GOAL: All of the data that follows should be retyped exactly, please, except the pictures.

★ ★ ★ ★

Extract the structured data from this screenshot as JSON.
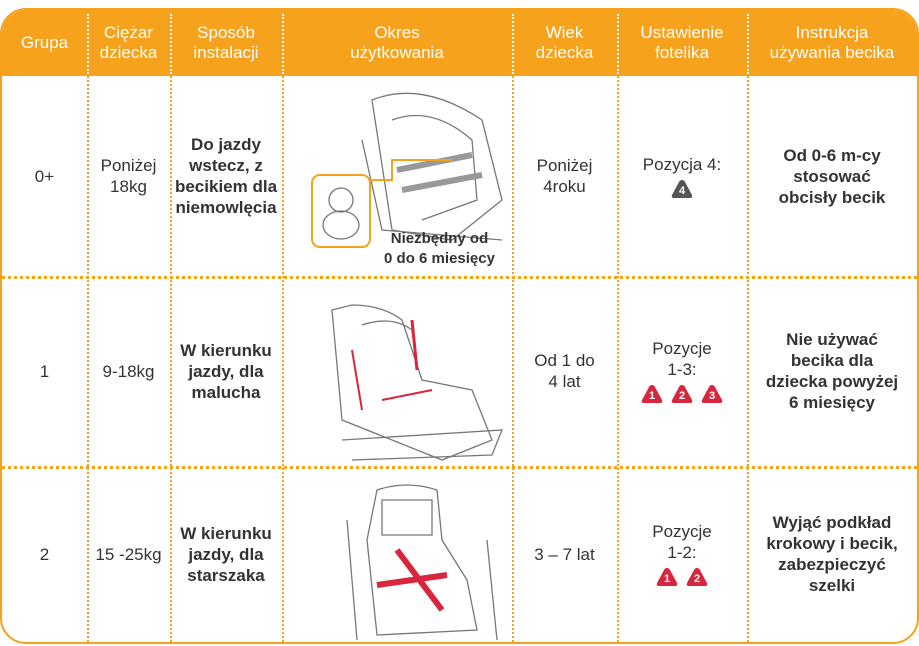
{
  "table": {
    "header": [
      "Grupa",
      "Ciężar\ndziecka",
      "Sposób\ninstalacji",
      "Okres\nużytkowania",
      "Wiek\ndziecka",
      "Ustawienie\nfotelika",
      "Instrukcja\nużywania becika"
    ],
    "rows": [
      {
        "group": "0+",
        "weight": "Poniżej\n18kg",
        "installation": "Do jazdy\nwstecz, z\nbecikiem dla\nniemowlęcia",
        "note": "Niezbędny od\n0 do 6 miesięcy",
        "age": "Poniżej\n4roku",
        "position": "Pozycja 4:",
        "badges": [
          "4"
        ],
        "instruction": "Od 0-6 m-cy\nstosować\nobcisły becik"
      },
      {
        "group": "1",
        "weight": "9-18kg",
        "installation": "W kierunku\njazdy, dla\nmalucha",
        "age": "Od 1 do\n4 lat",
        "position": "Pozycje\n1-3:",
        "badges": [
          "1",
          "2",
          "3"
        ],
        "instruction": "Nie używać\nbecika dla\ndziecka powyżej\n6 miesięcy"
      },
      {
        "group": "2",
        "weight": "15 -25kg",
        "installation": "W kierunku\njazdy, dla\nstarszaka",
        "age": "3 – 7 lat",
        "position": "Pozycje\n1-2:",
        "badges": [
          "1",
          "2"
        ],
        "instruction": "Wyjąć podkład\nkrokowy i becik,\nzabezpieczyć\nszelki"
      }
    ]
  }
}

★ ★ ★ ★

RESPONSE FOR THIS EXERCISE:
Extract the structured data from this screenshot as JSON.
{
  "table": {
    "header": [
      "Grupa",
      "Ciężar\ndziecka",
      "Sposób\ninstalacji",
      "Okres\nużytkowania",
      "Wiek\ndziecka",
      "Ustawienie\nfotelika",
      "Instrukcja\nużywania becika"
    ],
    "rows": [
      {
        "group": "0+",
        "weight": "Poniżej\n18kg",
        "installation": "Do jazdy\nwstecz, z\nbecikiem dla\nniemowlęcia",
        "note": "Niezbędny od\n0 do 6 miesięcy",
        "age": "Poniżej\n4roku",
        "position": "Pozycja 4:",
        "badges": [
          "4"
        ],
        "instruction": "Od 0-6 m-cy\nstosować\nobcisły becik"
      },
      {
        "group": "1",
        "weight": "9-18kg",
        "installation": "W kierunku\njazdy, dla\nmalucha",
        "age": "Od 1 do\n4 lat",
        "position": "Pozycje\n1-3:",
        "badges": [
          "1",
          "2",
          "3"
        ],
        "instruction": "Nie używać\nbecika dla\ndziecka powyżej\n6 miesięcy"
      },
      {
        "group": "2",
        "weight": "15 -25kg",
        "installation": "W kierunku\njazdy, dla\nstarszaka",
        "age": "3 – 7 lat",
        "position": "Pozycje\n1-2:",
        "badges": [
          "1",
          "2"
        ],
        "instruction": "Wyjąć podkład\nkrokowy i becik,\nzabezpieczyć\nszelki"
      }
    ]
  }
}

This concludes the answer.